GIVEN EXERCISE: All of the material should be reproduced exactly, with pictures left out.

DATA SUPPLIED:

START

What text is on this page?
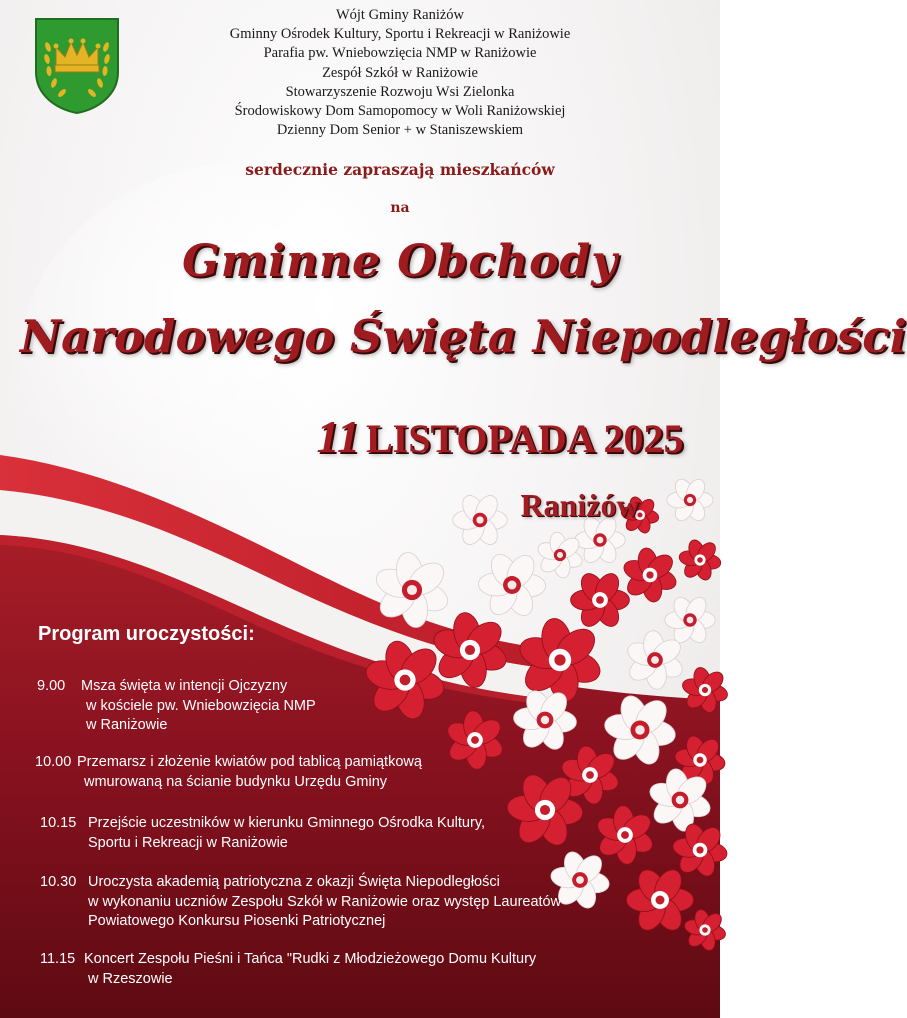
Wójt Gminy Raniżów
Gminny Ośrodek Kultury, Sportu i Rekreacji w Raniżowie
Parafia pw. Wniebowzięcia NMP w Raniżowie
Zespół Szkół w Raniżowie
Stowarzyszenie Rozwoju Wsi Zielonka
Środowiskowy Dom Samopomocy w Woli Raniżowskiej
Dzienny Dom Senior + w Staniszewskiem
serdecznie zapraszają mieszkańców
na
Gminne Obchody
Narodowego Święta Niepodległości
11 LISTOPADA 2025
Raniżów
Program uroczystości:
9.00 Msza święta w intencji Ojczyzny
w kościele pw. Wniebowzięcia NMP
w Raniżowie
10.00 Przemarsz i złożenie kwiatów pod tablicą pamiątkową
wmurowaną na ścianie budynku Urzędu Gminy
10.15 Przejście uczestników w kierunku Gminnego Ośrodka Kultury,
Sportu i Rekreacji w Raniżowie
10.30 Uroczysta akademią patriotyczna z okazji Święta Niepodległości
w wykonaniu uczniów Zespołu Szkół w Raniżowie oraz występ Laureatów
Powiatowego Konkursu Piosenki Patriotycznej
11.15 Koncert Zespołu Pieśni i Tańca "Rudki z Młodzieżowego Domu Kultury
w Rzeszowie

END

RESULT OF THIS TASK:
What text is on this page?
Wójt Gminy Raniżów
Gminny Ośrodek Kultury, Sportu i Rekreacji w Raniżowie
Parafia pw. Wniebowzięcia NMP w Raniżowie
Zespół Szkół w Raniżowie
Stowarzyszenie Rozwoju Wsi Zielonka
Środowiskowy Dom Samopomocy w Woli Raniżowskiej
Dzienny Dom Senior + w Staniszewskiem
serdecznie zapraszają mieszkańców
na
Gminne Obchody
Narodowego Święta Niepodległości
11 LISTOPADA 2025
Raniżów
Program uroczystości:
9.00 Msza święta w intencji Ojczyzny
w kościele pw. Wniebowzięcia NMP
w Raniżowie
10.00 Przemarsz i złożenie kwiatów pod tablicą pamiątkową
wmurowaną na ścianie budynku Urzędu Gminy
10.15 Przejście uczestników w kierunku Gminnego Ośrodka Kultury,
Sportu i Rekreacji w Raniżowie
10.30 Uroczysta akademią patriotyczna z okazji Święta Niepodległości
w wykonaniu uczniów Zespołu Szkół w Raniżowie oraz występ Laureatów
Powiatowego Konkursu Piosenki Patriotycznej
11.15 Koncert Zespołu Pieśni i Tańca "Rudki z Młodzieżowego Domu Kultury
w Rzeszowie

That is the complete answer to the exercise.